→ **Task requirements**: Repeat, without any change, the entries presented below.

→ **Task data**:
┌────────
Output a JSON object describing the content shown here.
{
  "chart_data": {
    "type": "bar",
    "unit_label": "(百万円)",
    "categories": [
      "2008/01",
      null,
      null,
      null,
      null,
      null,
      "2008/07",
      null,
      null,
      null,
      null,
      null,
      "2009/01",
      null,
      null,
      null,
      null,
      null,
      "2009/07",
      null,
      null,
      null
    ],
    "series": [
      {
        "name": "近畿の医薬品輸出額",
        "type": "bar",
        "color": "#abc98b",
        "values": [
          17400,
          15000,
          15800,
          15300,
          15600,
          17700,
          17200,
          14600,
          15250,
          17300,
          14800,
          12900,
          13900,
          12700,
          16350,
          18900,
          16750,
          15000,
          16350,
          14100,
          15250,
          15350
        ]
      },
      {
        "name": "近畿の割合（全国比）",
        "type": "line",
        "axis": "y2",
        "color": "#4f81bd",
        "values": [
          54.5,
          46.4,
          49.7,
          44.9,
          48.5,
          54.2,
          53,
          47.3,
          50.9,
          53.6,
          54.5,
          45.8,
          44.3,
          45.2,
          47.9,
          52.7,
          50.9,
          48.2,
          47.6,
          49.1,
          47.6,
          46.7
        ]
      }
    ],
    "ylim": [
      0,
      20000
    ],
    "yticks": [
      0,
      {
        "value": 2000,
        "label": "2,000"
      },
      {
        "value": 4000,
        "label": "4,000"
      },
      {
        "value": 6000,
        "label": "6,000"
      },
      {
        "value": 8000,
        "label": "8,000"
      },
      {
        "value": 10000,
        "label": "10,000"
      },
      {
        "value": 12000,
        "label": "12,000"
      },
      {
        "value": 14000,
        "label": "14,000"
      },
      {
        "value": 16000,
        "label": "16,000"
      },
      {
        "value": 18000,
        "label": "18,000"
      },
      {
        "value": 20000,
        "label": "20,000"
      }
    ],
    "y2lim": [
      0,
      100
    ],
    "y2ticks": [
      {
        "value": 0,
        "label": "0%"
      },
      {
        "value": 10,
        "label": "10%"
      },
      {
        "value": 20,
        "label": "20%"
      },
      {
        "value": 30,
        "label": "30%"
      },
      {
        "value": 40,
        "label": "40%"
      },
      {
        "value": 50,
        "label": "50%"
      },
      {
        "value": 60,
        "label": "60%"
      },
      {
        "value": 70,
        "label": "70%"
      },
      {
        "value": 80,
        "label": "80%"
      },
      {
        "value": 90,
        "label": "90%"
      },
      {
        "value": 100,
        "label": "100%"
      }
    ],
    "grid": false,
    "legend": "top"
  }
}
└────────
→ **Written solution**:
Output a JSON object describing the content shown here.
{
  "chart_data": {
    "type": "bar",
    "unit_label": "(百万円)",
    "categories": [
      "2008/01",
      null,
      null,
      null,
      null,
      null,
      "2008/07",
      null,
      null,
      null,
      null,
      null,
      "2009/01",
      null,
      null,
      null,
      null,
      null,
      "2009/07",
      null,
      null,
      null
    ],
    "series": [
      {
        "name": "近畿の医薬品輸出額",
        "type": "bar",
        "color": "#abc98b",
        "values": [
          17400,
          15000,
          15800,
          15300,
          15600,
          17700,
          17200,
          14600,
          15250,
          17300,
          14800,
          12900,
          13900,
          12700,
          16350,
          18900,
          16750,
          15000,
          16350,
          14100,
          15250,
          15350
        ]
      },
      {
        "name": "近畿の割合（全国比）",
        "type": "line",
        "axis": "y2",
        "color": "#4f81bd",
        "values": [
          54.5,
          46.4,
          49.7,
          44.9,
          48.5,
          54.2,
          53,
          47.3,
          50.9,
          53.6,
          54.5,
          45.8,
          44.3,
          45.2,
          47.9,
          52.7,
          50.9,
          48.2,
          47.6,
          49.1,
          47.6,
          46.7
        ]
      }
    ],
    "ylim": [
      0,
      20000
    ],
    "yticks": [
      0,
      {
        "value": 2000,
        "label": "2,000"
      },
      {
        "value": 4000,
        "label": "4,000"
      },
      {
        "value": 6000,
        "label": "6,000"
      },
      {
        "value": 8000,
        "label": "8,000"
      },
      {
        "value": 10000,
        "label": "10,000"
      },
      {
        "value": 12000,
        "label": "12,000"
      },
      {
        "value": 14000,
        "label": "14,000"
      },
      {
        "value": 16000,
        "label": "16,000"
      },
      {
        "value": 18000,
        "label": "18,000"
      },
      {
        "value": 20000,
        "label": "20,000"
      }
    ],
    "y2lim": [
      0,
      100
    ],
    "y2ticks": [
      {
        "value": 0,
        "label": "0%"
      },
      {
        "value": 10,
        "label": "10%"
      },
      {
        "value": 20,
        "label": "20%"
      },
      {
        "value": 30,
        "label": "30%"
      },
      {
        "value": 40,
        "label": "40%"
      },
      {
        "value": 50,
        "label": "50%"
      },
      {
        "value": 60,
        "label": "60%"
      },
      {
        "value": 70,
        "label": "70%"
      },
      {
        "value": 80,
        "label": "80%"
      },
      {
        "value": 90,
        "label": "90%"
      },
      {
        "value": 100,
        "label": "100%"
      }
    ],
    "grid": false,
    "legend": "top"
  }
}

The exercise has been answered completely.